_REQUIRED TASK:_ Pull out all lines from the listing below in which the word "创建对象存储账号" appears.

───── ROWS ─────

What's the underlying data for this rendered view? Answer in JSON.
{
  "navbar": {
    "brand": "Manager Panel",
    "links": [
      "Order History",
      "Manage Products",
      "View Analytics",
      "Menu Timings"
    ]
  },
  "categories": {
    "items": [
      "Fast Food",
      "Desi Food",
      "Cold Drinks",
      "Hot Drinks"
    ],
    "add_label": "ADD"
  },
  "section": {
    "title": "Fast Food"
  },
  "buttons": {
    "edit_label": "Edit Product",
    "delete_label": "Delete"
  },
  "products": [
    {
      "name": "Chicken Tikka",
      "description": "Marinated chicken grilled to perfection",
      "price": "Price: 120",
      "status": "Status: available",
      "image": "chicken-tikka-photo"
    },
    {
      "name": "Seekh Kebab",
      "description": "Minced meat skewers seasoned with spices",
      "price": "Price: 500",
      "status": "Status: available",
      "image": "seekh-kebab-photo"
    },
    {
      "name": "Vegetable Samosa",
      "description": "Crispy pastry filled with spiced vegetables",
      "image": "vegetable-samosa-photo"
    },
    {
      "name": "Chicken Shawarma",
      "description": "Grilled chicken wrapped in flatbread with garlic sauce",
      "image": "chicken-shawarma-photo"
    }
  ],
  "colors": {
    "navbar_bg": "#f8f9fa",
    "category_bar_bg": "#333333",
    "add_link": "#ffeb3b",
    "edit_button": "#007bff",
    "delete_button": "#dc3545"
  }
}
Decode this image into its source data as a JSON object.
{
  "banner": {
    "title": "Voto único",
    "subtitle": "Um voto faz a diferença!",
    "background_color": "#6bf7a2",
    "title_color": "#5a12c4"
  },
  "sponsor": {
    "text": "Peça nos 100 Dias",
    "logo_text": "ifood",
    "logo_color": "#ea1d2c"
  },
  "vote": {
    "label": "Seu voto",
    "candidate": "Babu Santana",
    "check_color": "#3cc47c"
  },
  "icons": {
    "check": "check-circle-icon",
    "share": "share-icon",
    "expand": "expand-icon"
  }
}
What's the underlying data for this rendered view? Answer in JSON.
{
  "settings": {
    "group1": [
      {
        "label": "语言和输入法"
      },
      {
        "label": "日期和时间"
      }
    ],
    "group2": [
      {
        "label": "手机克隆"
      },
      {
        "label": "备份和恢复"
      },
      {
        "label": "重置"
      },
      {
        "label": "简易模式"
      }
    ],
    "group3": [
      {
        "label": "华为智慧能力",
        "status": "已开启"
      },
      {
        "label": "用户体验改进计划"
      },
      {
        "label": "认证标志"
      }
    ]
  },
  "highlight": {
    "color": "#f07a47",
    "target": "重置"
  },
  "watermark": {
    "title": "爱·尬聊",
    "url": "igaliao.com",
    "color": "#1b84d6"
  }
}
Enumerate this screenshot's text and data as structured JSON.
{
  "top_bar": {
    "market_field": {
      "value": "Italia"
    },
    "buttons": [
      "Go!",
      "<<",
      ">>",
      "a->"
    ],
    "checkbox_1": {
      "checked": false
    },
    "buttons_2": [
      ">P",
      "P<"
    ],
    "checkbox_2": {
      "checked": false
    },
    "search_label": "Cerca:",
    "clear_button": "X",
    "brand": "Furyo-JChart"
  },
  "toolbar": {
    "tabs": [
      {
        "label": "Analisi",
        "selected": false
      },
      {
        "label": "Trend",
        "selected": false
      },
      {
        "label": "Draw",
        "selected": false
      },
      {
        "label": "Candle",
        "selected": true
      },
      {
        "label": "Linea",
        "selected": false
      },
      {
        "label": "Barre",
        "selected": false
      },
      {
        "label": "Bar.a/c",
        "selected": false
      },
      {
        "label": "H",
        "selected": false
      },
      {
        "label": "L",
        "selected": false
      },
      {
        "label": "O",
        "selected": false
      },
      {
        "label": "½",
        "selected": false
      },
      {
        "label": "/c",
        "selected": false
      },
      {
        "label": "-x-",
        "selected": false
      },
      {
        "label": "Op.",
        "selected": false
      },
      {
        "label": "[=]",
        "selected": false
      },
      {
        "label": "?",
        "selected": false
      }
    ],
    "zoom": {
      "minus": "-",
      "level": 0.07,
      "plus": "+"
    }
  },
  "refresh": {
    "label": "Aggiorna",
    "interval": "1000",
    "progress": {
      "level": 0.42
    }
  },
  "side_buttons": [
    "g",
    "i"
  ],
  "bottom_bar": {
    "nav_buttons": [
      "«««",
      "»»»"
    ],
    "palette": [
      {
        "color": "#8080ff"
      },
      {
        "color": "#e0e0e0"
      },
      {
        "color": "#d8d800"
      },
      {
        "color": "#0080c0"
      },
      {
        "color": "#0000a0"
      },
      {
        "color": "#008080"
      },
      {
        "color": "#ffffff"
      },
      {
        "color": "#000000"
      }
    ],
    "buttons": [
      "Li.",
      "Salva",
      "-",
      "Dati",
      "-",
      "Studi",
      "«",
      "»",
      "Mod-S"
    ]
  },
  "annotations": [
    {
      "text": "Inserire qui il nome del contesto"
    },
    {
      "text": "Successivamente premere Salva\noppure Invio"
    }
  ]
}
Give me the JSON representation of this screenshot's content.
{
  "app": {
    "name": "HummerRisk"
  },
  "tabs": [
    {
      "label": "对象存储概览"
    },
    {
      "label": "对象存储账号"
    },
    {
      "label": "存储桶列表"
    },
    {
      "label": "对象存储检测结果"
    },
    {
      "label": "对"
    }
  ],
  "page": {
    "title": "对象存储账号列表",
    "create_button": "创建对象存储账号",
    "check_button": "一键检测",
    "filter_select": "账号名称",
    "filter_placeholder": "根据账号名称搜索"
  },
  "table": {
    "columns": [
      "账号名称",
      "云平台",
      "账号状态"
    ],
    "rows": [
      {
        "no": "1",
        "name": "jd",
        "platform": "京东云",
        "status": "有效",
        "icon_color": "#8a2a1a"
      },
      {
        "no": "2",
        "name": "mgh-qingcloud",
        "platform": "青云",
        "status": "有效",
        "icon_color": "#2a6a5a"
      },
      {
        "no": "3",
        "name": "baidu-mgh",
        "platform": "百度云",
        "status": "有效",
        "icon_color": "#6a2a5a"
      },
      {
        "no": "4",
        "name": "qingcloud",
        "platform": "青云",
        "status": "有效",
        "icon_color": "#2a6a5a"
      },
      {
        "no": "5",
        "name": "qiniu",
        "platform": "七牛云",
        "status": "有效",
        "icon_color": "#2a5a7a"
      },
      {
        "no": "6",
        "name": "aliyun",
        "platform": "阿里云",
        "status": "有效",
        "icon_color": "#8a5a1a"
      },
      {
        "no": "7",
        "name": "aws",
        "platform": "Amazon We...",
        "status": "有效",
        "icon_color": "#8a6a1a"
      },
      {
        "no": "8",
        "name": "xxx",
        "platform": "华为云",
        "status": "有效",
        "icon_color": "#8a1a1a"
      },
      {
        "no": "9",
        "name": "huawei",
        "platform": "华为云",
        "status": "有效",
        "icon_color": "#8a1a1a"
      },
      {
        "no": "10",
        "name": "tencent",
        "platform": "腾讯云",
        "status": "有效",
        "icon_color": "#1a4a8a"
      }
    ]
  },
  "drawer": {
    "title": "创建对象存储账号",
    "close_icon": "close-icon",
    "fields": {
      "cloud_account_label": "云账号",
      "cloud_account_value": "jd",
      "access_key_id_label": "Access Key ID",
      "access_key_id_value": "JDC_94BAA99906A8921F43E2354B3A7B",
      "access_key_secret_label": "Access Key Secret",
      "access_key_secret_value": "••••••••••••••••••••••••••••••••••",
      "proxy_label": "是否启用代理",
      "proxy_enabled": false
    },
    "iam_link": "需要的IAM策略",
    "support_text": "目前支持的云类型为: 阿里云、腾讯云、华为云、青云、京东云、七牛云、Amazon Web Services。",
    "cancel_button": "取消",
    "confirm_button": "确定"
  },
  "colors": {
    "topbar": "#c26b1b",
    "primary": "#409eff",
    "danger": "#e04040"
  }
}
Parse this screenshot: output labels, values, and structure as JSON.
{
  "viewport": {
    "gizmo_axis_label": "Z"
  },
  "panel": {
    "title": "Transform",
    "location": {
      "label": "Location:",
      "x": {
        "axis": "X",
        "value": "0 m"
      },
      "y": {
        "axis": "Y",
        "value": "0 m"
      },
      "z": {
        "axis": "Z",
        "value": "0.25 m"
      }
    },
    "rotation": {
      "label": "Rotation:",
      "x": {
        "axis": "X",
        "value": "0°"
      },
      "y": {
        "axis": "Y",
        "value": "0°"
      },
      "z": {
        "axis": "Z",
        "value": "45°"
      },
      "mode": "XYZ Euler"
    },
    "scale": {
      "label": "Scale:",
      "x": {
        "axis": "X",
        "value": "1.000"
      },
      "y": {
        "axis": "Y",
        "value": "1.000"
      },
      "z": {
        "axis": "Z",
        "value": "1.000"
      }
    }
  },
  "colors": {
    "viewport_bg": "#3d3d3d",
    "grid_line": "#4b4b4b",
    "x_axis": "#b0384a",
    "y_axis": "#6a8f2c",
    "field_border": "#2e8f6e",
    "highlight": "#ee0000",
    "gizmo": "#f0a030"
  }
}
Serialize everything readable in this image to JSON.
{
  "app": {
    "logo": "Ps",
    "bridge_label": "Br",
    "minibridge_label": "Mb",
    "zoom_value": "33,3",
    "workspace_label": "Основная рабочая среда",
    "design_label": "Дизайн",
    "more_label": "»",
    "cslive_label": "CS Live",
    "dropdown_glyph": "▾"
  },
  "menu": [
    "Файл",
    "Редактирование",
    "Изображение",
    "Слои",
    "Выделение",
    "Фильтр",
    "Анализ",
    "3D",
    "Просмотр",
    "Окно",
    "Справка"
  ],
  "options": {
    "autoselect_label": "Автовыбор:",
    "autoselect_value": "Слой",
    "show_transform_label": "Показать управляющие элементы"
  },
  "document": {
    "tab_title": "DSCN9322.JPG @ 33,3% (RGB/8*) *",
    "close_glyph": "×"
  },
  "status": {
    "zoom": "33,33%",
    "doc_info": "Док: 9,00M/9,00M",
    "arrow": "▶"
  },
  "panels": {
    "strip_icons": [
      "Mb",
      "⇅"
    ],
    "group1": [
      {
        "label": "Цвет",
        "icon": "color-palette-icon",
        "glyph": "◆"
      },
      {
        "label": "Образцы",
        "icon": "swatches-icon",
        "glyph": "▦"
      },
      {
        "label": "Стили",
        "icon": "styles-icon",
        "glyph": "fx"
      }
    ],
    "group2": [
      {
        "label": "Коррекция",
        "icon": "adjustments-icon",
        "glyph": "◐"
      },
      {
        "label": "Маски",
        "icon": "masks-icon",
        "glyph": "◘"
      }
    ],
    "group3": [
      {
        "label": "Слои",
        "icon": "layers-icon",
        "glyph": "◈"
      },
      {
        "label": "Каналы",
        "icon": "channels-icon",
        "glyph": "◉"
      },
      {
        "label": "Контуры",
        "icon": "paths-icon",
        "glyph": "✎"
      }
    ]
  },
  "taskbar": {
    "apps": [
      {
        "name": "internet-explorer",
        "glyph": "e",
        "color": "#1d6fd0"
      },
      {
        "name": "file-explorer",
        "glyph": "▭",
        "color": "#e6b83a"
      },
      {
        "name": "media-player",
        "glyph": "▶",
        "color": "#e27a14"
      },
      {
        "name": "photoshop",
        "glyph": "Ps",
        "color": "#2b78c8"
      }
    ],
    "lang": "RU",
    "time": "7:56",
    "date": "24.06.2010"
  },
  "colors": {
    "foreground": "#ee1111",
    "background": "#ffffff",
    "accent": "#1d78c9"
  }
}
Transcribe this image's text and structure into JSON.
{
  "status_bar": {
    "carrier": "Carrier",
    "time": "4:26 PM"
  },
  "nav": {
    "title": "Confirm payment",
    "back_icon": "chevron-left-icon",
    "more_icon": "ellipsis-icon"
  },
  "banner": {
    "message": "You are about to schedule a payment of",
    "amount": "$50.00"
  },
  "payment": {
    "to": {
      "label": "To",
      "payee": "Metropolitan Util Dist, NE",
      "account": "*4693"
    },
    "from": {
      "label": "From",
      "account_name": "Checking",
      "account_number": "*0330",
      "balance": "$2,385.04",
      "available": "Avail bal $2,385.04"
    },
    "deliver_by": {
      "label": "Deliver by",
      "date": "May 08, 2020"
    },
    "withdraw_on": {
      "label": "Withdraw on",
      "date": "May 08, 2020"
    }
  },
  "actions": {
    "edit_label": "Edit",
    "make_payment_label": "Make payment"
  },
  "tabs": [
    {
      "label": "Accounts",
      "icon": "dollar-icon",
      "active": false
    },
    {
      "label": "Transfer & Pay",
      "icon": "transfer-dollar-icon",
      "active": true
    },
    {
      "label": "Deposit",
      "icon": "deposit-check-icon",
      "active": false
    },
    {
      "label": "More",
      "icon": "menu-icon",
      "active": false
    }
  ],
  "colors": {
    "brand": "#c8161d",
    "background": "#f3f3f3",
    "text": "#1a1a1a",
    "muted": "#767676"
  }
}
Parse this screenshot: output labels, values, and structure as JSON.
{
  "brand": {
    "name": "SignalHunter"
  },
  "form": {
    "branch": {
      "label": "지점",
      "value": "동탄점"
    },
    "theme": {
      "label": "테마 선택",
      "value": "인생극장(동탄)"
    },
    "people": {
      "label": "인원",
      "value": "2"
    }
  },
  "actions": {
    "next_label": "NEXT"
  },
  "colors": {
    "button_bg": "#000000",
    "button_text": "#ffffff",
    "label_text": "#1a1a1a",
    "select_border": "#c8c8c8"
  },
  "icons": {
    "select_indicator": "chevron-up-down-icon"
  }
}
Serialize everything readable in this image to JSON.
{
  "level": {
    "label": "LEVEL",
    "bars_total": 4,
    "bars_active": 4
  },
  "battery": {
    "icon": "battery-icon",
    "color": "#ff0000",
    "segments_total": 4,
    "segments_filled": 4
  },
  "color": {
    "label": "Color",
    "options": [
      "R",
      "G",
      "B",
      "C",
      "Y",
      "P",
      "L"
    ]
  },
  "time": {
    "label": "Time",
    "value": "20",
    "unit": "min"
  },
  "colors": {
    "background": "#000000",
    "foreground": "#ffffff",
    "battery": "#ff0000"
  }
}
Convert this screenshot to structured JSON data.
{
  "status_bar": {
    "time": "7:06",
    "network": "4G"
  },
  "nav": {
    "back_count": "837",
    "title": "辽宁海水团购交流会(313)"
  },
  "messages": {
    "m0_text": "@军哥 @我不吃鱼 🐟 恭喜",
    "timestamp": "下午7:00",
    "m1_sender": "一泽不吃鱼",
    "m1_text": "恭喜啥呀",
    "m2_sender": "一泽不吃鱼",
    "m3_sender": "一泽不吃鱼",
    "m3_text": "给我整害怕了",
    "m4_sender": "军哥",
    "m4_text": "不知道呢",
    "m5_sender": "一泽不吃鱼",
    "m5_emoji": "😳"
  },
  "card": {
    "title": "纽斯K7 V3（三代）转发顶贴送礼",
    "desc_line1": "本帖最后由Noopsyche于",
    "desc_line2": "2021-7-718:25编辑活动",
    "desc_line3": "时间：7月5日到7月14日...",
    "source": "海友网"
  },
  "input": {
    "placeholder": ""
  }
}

─────

_SOLUTION FOR THIS PROBLEM:_
    "create_button": "创建对象存储账号",
    "title": "创建对象存储账号",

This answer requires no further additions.